* Records for the task *
───

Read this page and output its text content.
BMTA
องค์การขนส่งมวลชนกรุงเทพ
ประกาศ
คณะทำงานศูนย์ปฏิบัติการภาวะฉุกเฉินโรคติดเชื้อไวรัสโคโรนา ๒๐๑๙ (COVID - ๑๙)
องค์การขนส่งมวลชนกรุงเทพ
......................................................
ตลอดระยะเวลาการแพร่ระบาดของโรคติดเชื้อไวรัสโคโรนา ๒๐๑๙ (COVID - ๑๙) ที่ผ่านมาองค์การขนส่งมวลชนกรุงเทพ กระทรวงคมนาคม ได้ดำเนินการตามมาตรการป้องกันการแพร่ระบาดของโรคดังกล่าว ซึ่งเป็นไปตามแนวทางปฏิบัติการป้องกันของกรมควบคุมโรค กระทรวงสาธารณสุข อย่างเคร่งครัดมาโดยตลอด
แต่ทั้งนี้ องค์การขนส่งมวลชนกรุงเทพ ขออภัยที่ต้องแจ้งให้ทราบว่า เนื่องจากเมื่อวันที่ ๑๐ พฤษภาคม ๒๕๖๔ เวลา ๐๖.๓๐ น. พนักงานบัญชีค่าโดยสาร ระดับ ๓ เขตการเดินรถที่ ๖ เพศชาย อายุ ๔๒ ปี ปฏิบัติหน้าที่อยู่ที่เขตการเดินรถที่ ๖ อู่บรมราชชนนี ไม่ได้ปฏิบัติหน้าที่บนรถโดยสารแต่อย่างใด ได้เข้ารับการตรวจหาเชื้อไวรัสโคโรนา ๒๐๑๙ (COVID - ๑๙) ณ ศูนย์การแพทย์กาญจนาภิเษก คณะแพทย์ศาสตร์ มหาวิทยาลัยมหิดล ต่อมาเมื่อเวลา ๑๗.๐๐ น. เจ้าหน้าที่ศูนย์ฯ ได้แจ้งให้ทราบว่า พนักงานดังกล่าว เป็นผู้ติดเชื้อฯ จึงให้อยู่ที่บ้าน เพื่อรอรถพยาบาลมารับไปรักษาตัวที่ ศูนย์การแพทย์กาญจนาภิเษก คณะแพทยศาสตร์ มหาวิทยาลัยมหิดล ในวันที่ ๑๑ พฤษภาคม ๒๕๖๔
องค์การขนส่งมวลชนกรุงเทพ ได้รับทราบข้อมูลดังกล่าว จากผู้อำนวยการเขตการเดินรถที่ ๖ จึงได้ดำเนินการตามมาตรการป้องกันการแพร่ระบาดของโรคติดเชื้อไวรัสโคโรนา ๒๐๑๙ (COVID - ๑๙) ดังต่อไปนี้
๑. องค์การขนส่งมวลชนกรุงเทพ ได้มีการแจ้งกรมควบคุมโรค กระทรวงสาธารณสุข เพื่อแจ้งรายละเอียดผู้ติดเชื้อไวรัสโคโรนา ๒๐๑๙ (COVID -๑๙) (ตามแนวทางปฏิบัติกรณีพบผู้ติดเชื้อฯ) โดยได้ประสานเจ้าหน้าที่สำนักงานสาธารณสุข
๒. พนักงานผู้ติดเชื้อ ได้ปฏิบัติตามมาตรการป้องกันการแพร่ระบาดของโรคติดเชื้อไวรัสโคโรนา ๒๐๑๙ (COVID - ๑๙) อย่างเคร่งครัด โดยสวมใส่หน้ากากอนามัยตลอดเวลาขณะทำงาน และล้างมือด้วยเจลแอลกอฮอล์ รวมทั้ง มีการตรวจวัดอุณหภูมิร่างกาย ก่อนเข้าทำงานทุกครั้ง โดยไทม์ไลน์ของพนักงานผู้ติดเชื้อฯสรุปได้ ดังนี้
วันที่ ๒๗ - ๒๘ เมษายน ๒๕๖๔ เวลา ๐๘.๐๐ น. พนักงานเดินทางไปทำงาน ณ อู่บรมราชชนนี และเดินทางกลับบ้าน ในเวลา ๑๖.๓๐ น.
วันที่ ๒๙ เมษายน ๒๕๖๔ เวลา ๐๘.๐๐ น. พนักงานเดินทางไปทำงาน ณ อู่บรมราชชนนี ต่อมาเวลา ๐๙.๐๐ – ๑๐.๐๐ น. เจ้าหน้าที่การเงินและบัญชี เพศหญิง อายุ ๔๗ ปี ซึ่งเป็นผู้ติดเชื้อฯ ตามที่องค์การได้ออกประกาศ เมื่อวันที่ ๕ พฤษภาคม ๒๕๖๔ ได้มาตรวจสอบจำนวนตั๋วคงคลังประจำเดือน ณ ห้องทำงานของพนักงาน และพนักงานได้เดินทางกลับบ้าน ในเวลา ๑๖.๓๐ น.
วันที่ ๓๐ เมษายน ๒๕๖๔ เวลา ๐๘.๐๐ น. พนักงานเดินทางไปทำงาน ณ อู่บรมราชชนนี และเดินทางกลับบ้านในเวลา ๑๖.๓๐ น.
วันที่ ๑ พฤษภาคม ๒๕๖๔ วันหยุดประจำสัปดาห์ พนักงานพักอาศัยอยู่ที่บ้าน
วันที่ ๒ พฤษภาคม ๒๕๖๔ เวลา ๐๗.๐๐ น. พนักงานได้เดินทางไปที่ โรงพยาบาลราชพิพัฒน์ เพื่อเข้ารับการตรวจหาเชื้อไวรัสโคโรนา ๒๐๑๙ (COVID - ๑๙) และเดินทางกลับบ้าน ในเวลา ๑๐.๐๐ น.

───

* Exercise brief *
Within the data above, pick out all lines holding the word "นการแพร".

* Final result *
ตลอดระยะเวลาการแพร่ระบาดของโรคติดเชื้อไวรัสโคโรนา ๒๐๑๙ (COVID - ๑๙) ที่ผ่านมาองค์การขนส่งมวลชนกรุงเทพ กระทรวงคมนาคม ได้ดำเนินการตามมาตรการป้องกันการแพร่ระบาดของโรคดังกล่าว ซึ่งเป็นไปตามแนวทางปฏิบัติการป้องกันของกรมควบคุมโรค กระทรวงสาธารณสุข อย่างเคร่งครัดมาโดยตลอด
องค์การขนส่งมวลชนกรุงเทพ ได้รับทราบข้อมูลดังกล่าว จากผู้อำนวยการเขตการเดินรถที่ ๖ จึงได้ดำเนินการตามมาตรการป้องกันการแพร่ระบาดของโรคติดเชื้อไวรัสโคโรนา ๒๐๑๙ (COVID - ๑๙) ดังต่อไปนี้
๒. พนักงานผู้ติดเชื้อ ได้ปฏิบัติตามมาตรการป้องกันการแพร่ระบาดของโรคติดเชื้อไวรัสโคโรนา ๒๐๑๙ (COVID - ๑๙) อย่างเคร่งครัด โดยสวมใส่หน้ากากอนามัยตลอดเวลาขณะทำงาน และล้างมือด้วยเจลแอลกอฮอล์ รวมทั้ง มีการตรวจวัดอุณหภูมิร่างกาย ก่อนเข้าทำงานทุกครั้ง โดยไทม์ไลน์ของพนักงานผู้ติดเชื้อฯสรุปได้ ดังนี้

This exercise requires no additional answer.